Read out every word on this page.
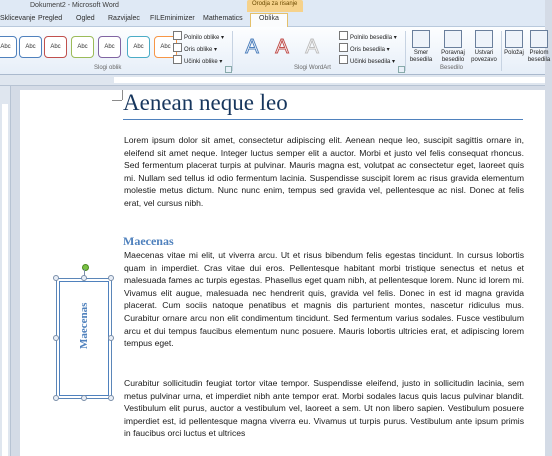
Dokument2 - Microsoft Word	Orodja za risanje
Sklicevanje Pregled Ogled Razvijalec FILEminimizer Mathematics	Oblika
Abc	Abc	Abc	Abc	Abc	Abc	Abc
Polnilo oblike ▾
Oris oblike ▾
Učinki oblike ▾
Slogi oblik
A A A	Polnilo besedila ▾
Oris besedila ▾
Učinki besedila ▾
Slogi WordArt
Smer besedila
Poravnaj besedilo
Ustvari povezavo
Besedilo
Položaj Prelom besedila
Aenean neque leo
Lorem ipsum dolor sit amet, consectetur adipiscing elit. Aenean neque leo, suscipit sagittis ornare in, eleifend sit amet neque. Integer luctus semper elit a auctor. Morbi et justo vel felis consequat rhoncus. Sed fermentum placerat turpis at pulvinar. Mauris magna est, volutpat ac consectetur eget, laoreet quis mi. Nullam sed tellus id odio fermentum lacinia. Suspendisse suscipit lorem ac risus gravida elementum molestie metus dictum. Nunc nunc enim, tempus sed gravida vel, pellentesque ac nisl. Donec at felis erat, vel cursus nibh.
Maecenas
Maecenas vitae mi elit, ut viverra arcu. Ut et risus bibendum felis egestas tincidunt. In cursus lobortis quam in imperdiet. Cras vitae dui eros. Pellentesque habitant morbi tristique senectus et netus et malesuada fames ac turpis egestas. Phasellus eget quam nibh, at pellentesque lorem. Nunc id lorem mi. Vivamus elit augue, malesuada nec hendrerit quis, gravida vel felis. Donec in est id magna gravida placerat. Cum sociis natoque penatibus et magnis dis parturient montes, nascetur ridiculus mus. Curabitur ornare arcu non elit condimentum tincidunt. Sed fermentum varius sodales. Fusce vestibulum arcu et dui tempus faucibus elementum nunc posuere. Mauris lobortis ultricies erat, et adipiscing lorem tempus eget.
Curabitur sollicitudin feugiat tortor vitae tempor. Suspendisse eleifend, justo in sollicitudin lacinia, sem metus pulvinar urna, et imperdiet nibh ante tempor erat. Morbi sodales lacus quis lacus pulvinar blandit. Vestibulum elit purus, auctor a vestibulum vel, laoreet a sem. Ut non libero sapien. Vestibulum posuere imperdiet est, id pellentesque magna viverra eu. Vivamus ut turpis purus. Vestibulum ante ipsum primis in faucibus orci luctus et ultrices
Maecenas
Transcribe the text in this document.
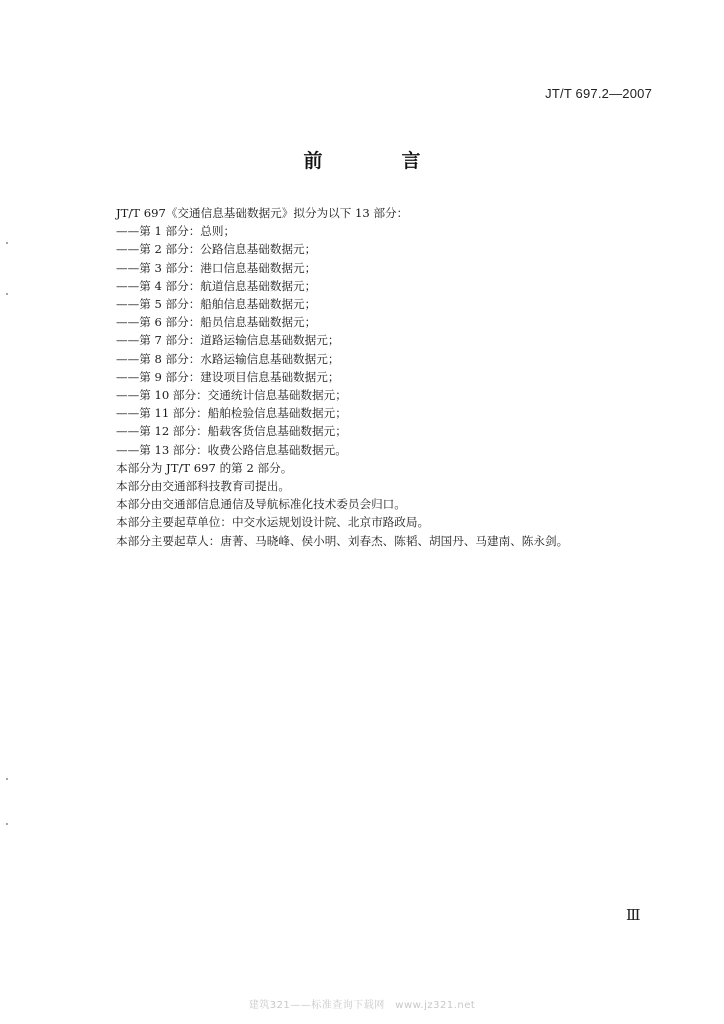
JT/T 697.2—2007
前　言
JT/T 697《交通信息基础数据元》拟分为以下 13 部分：
——第 1 部分：总则；
——第 2 部分：公路信息基础数据元；
——第 3 部分：港口信息基础数据元；
——第 4 部分：航道信息基础数据元；
——第 5 部分：船舶信息基础数据元；
——第 6 部分：船员信息基础数据元；
——第 7 部分：道路运输信息基础数据元；
——第 8 部分：水路运输信息基础数据元；
——第 9 部分：建设项目信息基础数据元；
——第 10 部分：交通统计信息基础数据元；
——第 11 部分：船舶检验信息基础数据元；
——第 12 部分：船载客货信息基础数据元；
——第 13 部分：收费公路信息基础数据元。
本部分为 JT/T 697 的第 2 部分。
本部分由交通部科技教育司提出。
本部分由交通部信息通信及导航标准化技术委员会归口。
本部分主要起草单位：中交水运规划设计院、北京市路政局。
本部分主要起草人：唐菁、马晓峰、侯小明、刘春杰、陈韬、胡国丹、马建南、陈永剑。
Ⅲ
建筑321——标准查询下载网　www.jz321.net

- **Your objective**: Output an exact copy of the material, with the pictures removed.

- **Solved exercise**:
Read out every word on this page.
Dokument2 - Microsoft Word	Orodja za risanje
Sklicevanje Pregled Ogled Razvijalec FILEminimizer Mathematics	Oblika
Abc	Abc	Abc	Abc	Abc	Abc	Abc
Polnilo oblike ▾
Oris oblike ▾
Učinki oblike ▾
Slogi oblik
A A A	Polnilo besedila ▾
Oris besedila ▾
Učinki besedila ▾
Slogi WordArt
Smer besedila
Poravnaj besedilo
Ustvari povezavo
Besedilo
Položaj Prelom besedila
Aenean neque leo
Lorem ipsum dolor sit amet, consectetur adipiscing elit. Aenean neque leo, suscipit sagittis ornare in, eleifend sit amet neque. Integer luctus semper elit a auctor. Morbi et justo vel felis consequat rhoncus. Sed fermentum placerat turpis at pulvinar. Mauris magna est, volutpat ac consectetur eget, laoreet quis mi. Nullam sed tellus id odio fermentum lacinia. Suspendisse suscipit lorem ac risus gravida elementum molestie metus dictum. Nunc nunc enim, tempus sed gravida vel, pellentesque ac nisl. Donec at felis erat, vel cursus nibh.
Maecenas
Maecenas vitae mi elit, ut viverra arcu. Ut et risus bibendum felis egestas tincidunt. In cursus lobortis quam in imperdiet. Cras vitae dui eros. Pellentesque habitant morbi tristique senectus et netus et malesuada fames ac turpis egestas. Phasellus eget quam nibh, at pellentesque lorem. Nunc id lorem mi. Vivamus elit augue, malesuada nec hendrerit quis, gravida vel felis. Donec in est id magna gravida placerat. Cum sociis natoque penatibus et magnis dis parturient montes, nascetur ridiculus mus. Curabitur ornare arcu non elit condimentum tincidunt. Sed fermentum varius sodales. Fusce vestibulum arcu et dui tempus faucibus elementum nunc posuere. Mauris lobortis ultricies erat, et adipiscing lorem tempus eget.
Curabitur sollicitudin feugiat tortor vitae tempor. Suspendisse eleifend, justo in sollicitudin lacinia, sem metus pulvinar urna, et imperdiet nibh ante tempor erat. Morbi sodales lacus quis lacus pulvinar blandit. Vestibulum elit purus, auctor a vestibulum vel, laoreet a sem. Ut non libero sapien. Vestibulum posuere imperdiet est, id pellentesque magna viverra eu. Vivamus ut turpis purus. Vestibulum ante ipsum primis in faucibus orci luctus et ultrices
Maecenas
Transcribe the text in this document.
JT/T 697.2—2007
前　言
JT/T 697《交通信息基础数据元》拟分为以下 13 部分：
——第 1 部分：总则；
——第 2 部分：公路信息基础数据元；
——第 3 部分：港口信息基础数据元；
——第 4 部分：航道信息基础数据元；
——第 5 部分：船舶信息基础数据元；
——第 6 部分：船员信息基础数据元；
——第 7 部分：道路运输信息基础数据元；
——第 8 部分：水路运输信息基础数据元；
——第 9 部分：建设项目信息基础数据元；
——第 10 部分：交通统计信息基础数据元；
——第 11 部分：船舶检验信息基础数据元；
——第 12 部分：船载客货信息基础数据元；
——第 13 部分：收费公路信息基础数据元。
本部分为 JT/T 697 的第 2 部分。
本部分由交通部科技教育司提出。
本部分由交通部信息通信及导航标准化技术委员会归口。
本部分主要起草单位：中交水运规划设计院、北京市路政局。
本部分主要起草人：唐菁、马晓峰、侯小明、刘春杰、陈韬、胡国丹、马建南、陈永剑。
Ⅲ
建筑321——标准查询下载网　www.jz321.net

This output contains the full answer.